Exercise instructions ->
Extract every line of the material below and reproduce it faithfully.

-- begin Supplied material --

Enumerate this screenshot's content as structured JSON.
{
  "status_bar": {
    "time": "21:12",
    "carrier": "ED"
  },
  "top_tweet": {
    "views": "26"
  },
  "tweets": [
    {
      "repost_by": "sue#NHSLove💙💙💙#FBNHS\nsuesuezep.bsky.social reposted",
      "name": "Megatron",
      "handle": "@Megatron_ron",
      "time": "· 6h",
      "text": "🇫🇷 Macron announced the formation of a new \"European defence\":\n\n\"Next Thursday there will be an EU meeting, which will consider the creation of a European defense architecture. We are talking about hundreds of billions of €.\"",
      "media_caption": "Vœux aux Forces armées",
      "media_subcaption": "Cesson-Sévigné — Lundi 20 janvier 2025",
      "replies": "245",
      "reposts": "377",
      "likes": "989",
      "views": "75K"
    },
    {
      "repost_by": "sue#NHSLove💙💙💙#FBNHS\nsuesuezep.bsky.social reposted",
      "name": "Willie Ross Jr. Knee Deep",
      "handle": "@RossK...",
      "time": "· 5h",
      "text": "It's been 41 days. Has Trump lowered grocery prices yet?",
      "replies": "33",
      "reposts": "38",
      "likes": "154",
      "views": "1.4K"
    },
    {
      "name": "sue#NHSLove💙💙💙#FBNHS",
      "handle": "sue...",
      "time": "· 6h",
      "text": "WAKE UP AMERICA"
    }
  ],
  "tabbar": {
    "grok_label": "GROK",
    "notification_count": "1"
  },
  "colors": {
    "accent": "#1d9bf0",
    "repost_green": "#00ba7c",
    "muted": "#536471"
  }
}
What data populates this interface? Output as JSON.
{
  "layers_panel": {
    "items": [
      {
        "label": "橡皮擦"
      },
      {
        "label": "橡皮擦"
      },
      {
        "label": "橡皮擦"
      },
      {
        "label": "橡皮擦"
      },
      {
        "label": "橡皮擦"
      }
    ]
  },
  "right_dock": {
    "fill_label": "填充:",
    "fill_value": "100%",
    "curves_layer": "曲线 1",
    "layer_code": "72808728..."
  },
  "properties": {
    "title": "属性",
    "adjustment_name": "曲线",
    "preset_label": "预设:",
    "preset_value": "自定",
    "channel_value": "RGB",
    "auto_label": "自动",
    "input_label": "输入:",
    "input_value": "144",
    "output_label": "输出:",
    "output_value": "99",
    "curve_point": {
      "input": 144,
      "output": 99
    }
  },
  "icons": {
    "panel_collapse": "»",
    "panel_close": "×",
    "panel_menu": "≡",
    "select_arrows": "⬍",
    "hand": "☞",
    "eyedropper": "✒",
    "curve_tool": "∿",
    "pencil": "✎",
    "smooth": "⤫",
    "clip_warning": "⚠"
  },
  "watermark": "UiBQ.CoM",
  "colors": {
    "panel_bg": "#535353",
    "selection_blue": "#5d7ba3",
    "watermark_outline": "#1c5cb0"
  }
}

-- end Supplied material --

In response ->
Enumerate this screenshot's content as structured JSON.
{
  "status_bar": {
    "time": "21:12",
    "carrier": "ED"
  },
  "top_tweet": {
    "views": "26"
  },
  "tweets": [
    {
      "repost_by": "sue#NHSLove💙💙💙#FBNHS\nsuesuezep.bsky.social reposted",
      "name": "Megatron",
      "handle": "@Megatron_ron",
      "time": "· 6h",
      "text": "🇫🇷 Macron announced the formation of a new \"European defence\":\n\n\"Next Thursday there will be an EU meeting, which will consider the creation of a European defense architecture. We are talking about hundreds of billions of €.\"",
      "media_caption": "Vœux aux Forces armées",
      "media_subcaption": "Cesson-Sévigné — Lundi 20 janvier 2025",
      "replies": "245",
      "reposts": "377",
      "likes": "989",
      "views": "75K"
    },
    {
      "repost_by": "sue#NHSLove💙💙💙#FBNHS\nsuesuezep.bsky.social reposted",
      "name": "Willie Ross Jr. Knee Deep",
      "handle": "@RossK...",
      "time": "· 5h",
      "text": "It's been 41 days. Has Trump lowered grocery prices yet?",
      "replies": "33",
      "reposts": "38",
      "likes": "154",
      "views": "1.4K"
    },
    {
      "name": "sue#NHSLove💙💙💙#FBNHS",
      "handle": "sue...",
      "time": "· 6h",
      "text": "WAKE UP AMERICA"
    }
  ],
  "tabbar": {
    "grok_label": "GROK",
    "notification_count": "1"
  },
  "colors": {
    "accent": "#1d9bf0",
    "repost_green": "#00ba7c",
    "muted": "#536471"
  }
}
What data populates this interface? Output as JSON.
{
  "layers_panel": {
    "items": [
      {
        "label": "橡皮擦"
      },
      {
        "label": "橡皮擦"
      },
      {
        "label": "橡皮擦"
      },
      {
        "label": "橡皮擦"
      },
      {
        "label": "橡皮擦"
      }
    ]
  },
  "right_dock": {
    "fill_label": "填充:",
    "fill_value": "100%",
    "curves_layer": "曲线 1",
    "layer_code": "72808728..."
  },
  "properties": {
    "title": "属性",
    "adjustment_name": "曲线",
    "preset_label": "预设:",
    "preset_value": "自定",
    "channel_value": "RGB",
    "auto_label": "自动",
    "input_label": "输入:",
    "input_value": "144",
    "output_label": "输出:",
    "output_value": "99",
    "curve_point": {
      "input": 144,
      "output": 99
    }
  },
  "icons": {
    "panel_collapse": "»",
    "panel_close": "×",
    "panel_menu": "≡",
    "select_arrows": "⬍",
    "hand": "☞",
    "eyedropper": "✒",
    "curve_tool": "∿",
    "pencil": "✎",
    "smooth": "⤫",
    "clip_warning": "⚠"
  },
  "watermark": "UiBQ.CoM",
  "colors": {
    "panel_bg": "#535353",
    "selection_blue": "#5d7ba3",
    "watermark_outline": "#1c5cb0"
  }
}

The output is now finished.